::: Data section :::
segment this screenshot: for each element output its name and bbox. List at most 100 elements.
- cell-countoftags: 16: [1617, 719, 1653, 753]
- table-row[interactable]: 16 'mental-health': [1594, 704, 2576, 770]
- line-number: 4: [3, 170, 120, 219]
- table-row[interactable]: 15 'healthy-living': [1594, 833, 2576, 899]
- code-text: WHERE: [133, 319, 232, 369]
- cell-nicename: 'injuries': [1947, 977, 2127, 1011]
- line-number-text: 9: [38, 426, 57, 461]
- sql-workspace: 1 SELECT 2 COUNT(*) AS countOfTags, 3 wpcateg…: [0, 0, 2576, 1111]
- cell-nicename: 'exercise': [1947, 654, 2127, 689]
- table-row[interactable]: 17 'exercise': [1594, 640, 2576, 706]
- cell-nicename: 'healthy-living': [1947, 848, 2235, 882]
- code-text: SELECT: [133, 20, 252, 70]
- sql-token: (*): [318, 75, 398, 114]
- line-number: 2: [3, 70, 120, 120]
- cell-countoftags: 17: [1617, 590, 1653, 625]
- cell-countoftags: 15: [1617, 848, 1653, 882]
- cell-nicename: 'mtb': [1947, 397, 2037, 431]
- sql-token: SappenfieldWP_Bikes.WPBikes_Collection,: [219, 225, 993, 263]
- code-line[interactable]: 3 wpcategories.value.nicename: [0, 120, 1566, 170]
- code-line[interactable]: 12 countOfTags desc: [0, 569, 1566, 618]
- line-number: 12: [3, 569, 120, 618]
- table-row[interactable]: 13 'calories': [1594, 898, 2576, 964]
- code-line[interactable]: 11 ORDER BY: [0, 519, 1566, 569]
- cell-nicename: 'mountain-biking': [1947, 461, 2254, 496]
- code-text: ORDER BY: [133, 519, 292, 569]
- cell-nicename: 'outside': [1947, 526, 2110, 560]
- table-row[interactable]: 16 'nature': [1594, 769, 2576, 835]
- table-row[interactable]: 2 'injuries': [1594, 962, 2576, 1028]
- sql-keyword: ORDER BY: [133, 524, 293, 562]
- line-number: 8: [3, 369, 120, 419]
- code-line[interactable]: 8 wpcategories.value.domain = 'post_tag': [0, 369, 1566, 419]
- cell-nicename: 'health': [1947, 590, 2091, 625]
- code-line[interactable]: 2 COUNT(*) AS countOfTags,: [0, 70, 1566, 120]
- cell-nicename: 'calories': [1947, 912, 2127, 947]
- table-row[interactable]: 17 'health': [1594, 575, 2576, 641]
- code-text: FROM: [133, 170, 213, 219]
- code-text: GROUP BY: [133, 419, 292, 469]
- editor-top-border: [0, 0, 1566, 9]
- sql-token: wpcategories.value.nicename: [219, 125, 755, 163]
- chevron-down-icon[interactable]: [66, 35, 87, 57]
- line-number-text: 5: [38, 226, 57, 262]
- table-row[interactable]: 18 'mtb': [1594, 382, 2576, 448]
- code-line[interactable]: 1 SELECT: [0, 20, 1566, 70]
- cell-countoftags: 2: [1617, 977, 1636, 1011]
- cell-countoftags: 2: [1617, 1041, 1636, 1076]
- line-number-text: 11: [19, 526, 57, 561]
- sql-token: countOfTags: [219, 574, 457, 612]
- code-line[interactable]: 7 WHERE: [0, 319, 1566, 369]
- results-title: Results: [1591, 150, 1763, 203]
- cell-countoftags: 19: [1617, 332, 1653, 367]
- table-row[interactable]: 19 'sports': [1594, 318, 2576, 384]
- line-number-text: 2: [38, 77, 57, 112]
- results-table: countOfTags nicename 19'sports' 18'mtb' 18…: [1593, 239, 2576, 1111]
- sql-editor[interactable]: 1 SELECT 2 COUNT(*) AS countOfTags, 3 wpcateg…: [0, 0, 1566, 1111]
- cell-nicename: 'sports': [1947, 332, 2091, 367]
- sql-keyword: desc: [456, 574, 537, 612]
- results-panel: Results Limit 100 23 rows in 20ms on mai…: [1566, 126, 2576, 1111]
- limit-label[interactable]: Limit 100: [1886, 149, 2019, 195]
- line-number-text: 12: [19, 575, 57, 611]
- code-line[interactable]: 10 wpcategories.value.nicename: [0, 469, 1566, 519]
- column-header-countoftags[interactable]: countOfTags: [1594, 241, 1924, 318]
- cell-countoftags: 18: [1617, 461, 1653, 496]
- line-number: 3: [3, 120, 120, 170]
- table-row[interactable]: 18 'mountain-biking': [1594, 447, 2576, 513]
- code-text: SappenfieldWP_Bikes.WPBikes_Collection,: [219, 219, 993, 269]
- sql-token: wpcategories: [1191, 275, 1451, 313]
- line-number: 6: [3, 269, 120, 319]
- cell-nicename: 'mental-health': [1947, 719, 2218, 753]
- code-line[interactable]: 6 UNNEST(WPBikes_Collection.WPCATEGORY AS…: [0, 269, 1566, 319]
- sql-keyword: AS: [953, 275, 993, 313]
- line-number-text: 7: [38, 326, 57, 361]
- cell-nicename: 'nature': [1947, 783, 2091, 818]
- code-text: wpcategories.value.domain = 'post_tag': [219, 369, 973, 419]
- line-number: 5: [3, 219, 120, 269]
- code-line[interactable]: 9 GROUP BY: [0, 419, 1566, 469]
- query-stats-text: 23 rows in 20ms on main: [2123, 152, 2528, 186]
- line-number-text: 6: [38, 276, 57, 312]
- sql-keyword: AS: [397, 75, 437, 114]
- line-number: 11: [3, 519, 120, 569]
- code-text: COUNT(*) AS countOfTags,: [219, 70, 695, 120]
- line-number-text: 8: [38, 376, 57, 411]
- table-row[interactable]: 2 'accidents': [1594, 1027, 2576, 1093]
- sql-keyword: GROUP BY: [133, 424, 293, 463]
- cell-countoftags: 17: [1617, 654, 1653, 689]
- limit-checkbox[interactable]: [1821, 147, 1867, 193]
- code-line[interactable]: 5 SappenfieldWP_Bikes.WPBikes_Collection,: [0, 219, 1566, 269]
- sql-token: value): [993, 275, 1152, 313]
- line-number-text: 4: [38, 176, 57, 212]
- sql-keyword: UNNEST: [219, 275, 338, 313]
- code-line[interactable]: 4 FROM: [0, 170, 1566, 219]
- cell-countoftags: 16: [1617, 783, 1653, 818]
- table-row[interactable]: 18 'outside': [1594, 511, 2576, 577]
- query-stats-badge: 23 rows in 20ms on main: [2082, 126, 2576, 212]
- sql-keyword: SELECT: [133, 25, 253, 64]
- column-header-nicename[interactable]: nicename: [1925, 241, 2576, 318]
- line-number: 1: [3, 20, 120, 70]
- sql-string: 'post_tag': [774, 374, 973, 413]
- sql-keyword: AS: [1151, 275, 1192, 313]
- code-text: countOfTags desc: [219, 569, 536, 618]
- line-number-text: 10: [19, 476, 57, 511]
:::
◆ Task objective ◆
Rewrite every line of the records above as a numbered list, skipping any blank lines.

◆ Task output ◆
1. segment this screenshot: for each element output its name and bbox. List at most 100 elements.
2. - cell-countoftags: 16: [1617, 719, 1653, 753]
3. - table-row[interactable]: 16 'mental-health': [1594, 704, 2576, 770]
4. - line-number: 4: [3, 170, 120, 219]
5. - table-row[interactable]: 15 'healthy-living': [1594, 833, 2576, 899]
6. - code-text: WHERE: [133, 319, 232, 369]
7. - cell-nicename: 'injuries': [1947, 977, 2127, 1011]
8. - line-number-text: 9: [38, 426, 57, 461]
9. - sql-workspace: 1 SELECT 2 COUNT(*) AS countOfTags, 3 wpcateg…: [0, 0, 2576, 1111]
10. - cell-nicename: 'exercise': [1947, 654, 2127, 689]
11. - table-row[interactable]: 17 'exercise': [1594, 640, 2576, 706]
12. - cell-nicename: 'healthy-living': [1947, 848, 2235, 882]
13. - code-text: SELECT: [133, 20, 252, 70]
14. - sql-token: (*): [318, 75, 398, 114]
15. - line-number: 2: [3, 70, 120, 120]
16. - cell-countoftags: 17: [1617, 590, 1653, 625]
17. - cell-countoftags: 15: [1617, 848, 1653, 882]
18. - cell-nicename: 'mtb': [1947, 397, 2037, 431]
19. - sql-token: SappenfieldWP_Bikes.WPBikes_Collection,: [219, 225, 993, 263]
20. - code-line[interactable]: 3 wpcategories.value.nicename: [0, 120, 1566, 170]
21. - code-line[interactable]: 12 countOfTags desc: [0, 569, 1566, 618]
22. - line-number: 12: [3, 569, 120, 618]
23. - table-row[interactable]: 13 'calories': [1594, 898, 2576, 964]
24. - code-line[interactable]: 11 ORDER BY: [0, 519, 1566, 569]
25. - cell-nicename: 'mountain-biking': [1947, 461, 2254, 496]
26. - code-text: ORDER BY: [133, 519, 292, 569]
27. - cell-nicename: 'outside': [1947, 526, 2110, 560]
28. - table-row[interactable]: 16 'nature': [1594, 769, 2576, 835]
29. - table-row[interactable]: 2 'injuries': [1594, 962, 2576, 1028]
30. - sql-keyword: ORDER BY: [133, 524, 293, 562]
31. - line-number: 8: [3, 369, 120, 419]
32. - code-line[interactable]: 8 wpcategories.value.domain = 'post_tag': [0, 369, 1566, 419]
33. - cell-nicename: 'health': [1947, 590, 2091, 625]
34. - code-line[interactable]: 2 COUNT(*) AS countOfTags,: [0, 70, 1566, 120]
35. - cell-nicename: 'calories': [1947, 912, 2127, 947]
36. - table-row[interactable]: 17 'health': [1594, 575, 2576, 641]
37. - code-text: FROM: [133, 170, 213, 219]
38. - code-text: GROUP BY: [133, 419, 292, 469]
39. - editor-top-border: [0, 0, 1566, 9]
40. - sql-token: wpcategories.value.nicename: [219, 125, 755, 163]
41. - chevron-down-icon[interactable]: [66, 35, 87, 57]
42. - line-number-text: 5: [38, 226, 57, 262]
43. - table-row[interactable]: 18 'mtb': [1594, 382, 2576, 448]
44. - code-line[interactable]: 1 SELECT: [0, 20, 1566, 70]
45. - cell-countoftags: 2: [1617, 977, 1636, 1011]
46. - cell-countoftags: 2: [1617, 1041, 1636, 1076]
47. - line-number-text: 11: [19, 526, 57, 561]
48. - sql-token: countOfTags: [219, 574, 457, 612]
49. - code-line[interactable]: 7 WHERE: [0, 319, 1566, 369]
50. - results-title: Results: [1591, 150, 1763, 203]
51. - cell-countoftags: 19: [1617, 332, 1653, 367]
52. - table-row[interactable]: 19 'sports': [1594, 318, 2576, 384]
53. - line-number-text: 2: [38, 77, 57, 112]
54. - results-table: countOfTags nicename 19'sports' 18'mtb' 18…: [1593, 239, 2576, 1111]
55. - sql-editor[interactable]: 1 SELECT 2 COUNT(*) AS countOfTags, 3 wpcateg…: [0, 0, 1566, 1111]
56. - cell-nicename: 'sports': [1947, 332, 2091, 367]
57. - sql-keyword: desc: [456, 574, 537, 612]
58. - results-panel: Results Limit 100 23 rows in 20ms on mai…: [1566, 126, 2576, 1111]
59. - limit-label[interactable]: Limit 100: [1886, 149, 2019, 195]
60. - line-number-text: 12: [19, 575, 57, 611]
61. - code-line[interactable]: 10 wpcategories.value.nicename: [0, 469, 1566, 519]
62. - column-header-countoftags[interactable]: countOfTags: [1594, 241, 1924, 318]
63. - cell-countoftags: 18: [1617, 461, 1653, 496]
64. - line-number: 3: [3, 120, 120, 170]
65. - table-row[interactable]: 18 'mountain-biking': [1594, 447, 2576, 513]
66. - code-text: SappenfieldWP_Bikes.WPBikes_Collection,: [219, 219, 993, 269]
67. - sql-token: wpcategories: [1191, 275, 1451, 313]
68. - line-number: 6: [3, 269, 120, 319]
69. - cell-nicename: 'mental-health': [1947, 719, 2218, 753]
70. - code-line[interactable]: 6 UNNEST(WPBikes_Collection.WPCATEGORY AS…: [0, 269, 1566, 319]
71. - sql-keyword: AS: [953, 275, 993, 313]
72. - line-number-text: 7: [38, 326, 57, 361]
73. - cell-nicename: 'nature': [1947, 783, 2091, 818]
74. - code-text: wpcategories.value.domain = 'post_tag': [219, 369, 973, 419]
75. - line-number: 5: [3, 219, 120, 269]
76. - code-line[interactable]: 9 GROUP BY: [0, 419, 1566, 469]
77. - query-stats-text: 23 rows in 20ms on main: [2123, 152, 2528, 186]
78. - line-number-text: 6: [38, 276, 57, 312]
79. - sql-keyword: AS: [397, 75, 437, 114]
80. - line-number: 11: [3, 519, 120, 569]
81. - code-text: COUNT(*) AS countOfTags,: [219, 70, 695, 120]
82. - line-number-text: 8: [38, 376, 57, 411]
83. - table-row[interactable]: 2 'accidents': [1594, 1027, 2576, 1093]
84. - sql-keyword: GROUP BY: [133, 424, 293, 463]
85. - cell-countoftags: 17: [1617, 654, 1653, 689]
86. - limit-checkbox[interactable]: [1821, 147, 1867, 193]
87. - code-line[interactable]: 5 SappenfieldWP_Bikes.WPBikes_Collection,: [0, 219, 1566, 269]
88. - sql-token: value): [993, 275, 1152, 313]
89. - line-number-text: 4: [38, 176, 57, 212]
90. - sql-keyword: UNNEST: [219, 275, 338, 313]
91. - code-line[interactable]: 4 FROM: [0, 170, 1566, 219]
92. - cell-countoftags: 16: [1617, 783, 1653, 818]
93. - table-row[interactable]: 18 'outside': [1594, 511, 2576, 577]
94. - query-stats-badge: 23 rows in 20ms on main: [2082, 126, 2576, 212]
95. - sql-keyword: SELECT: [133, 25, 253, 64]
96. - column-header-nicename[interactable]: nicename: [1925, 241, 2576, 318]
97. - line-number: 1: [3, 20, 120, 70]
98. - sql-string: 'post_tag': [774, 374, 973, 413]
99. - sql-keyword: AS: [1151, 275, 1192, 313]
100. - code-text: countOfTags desc: [219, 569, 536, 618]
101. - line-number-text: 10: [19, 476, 57, 511]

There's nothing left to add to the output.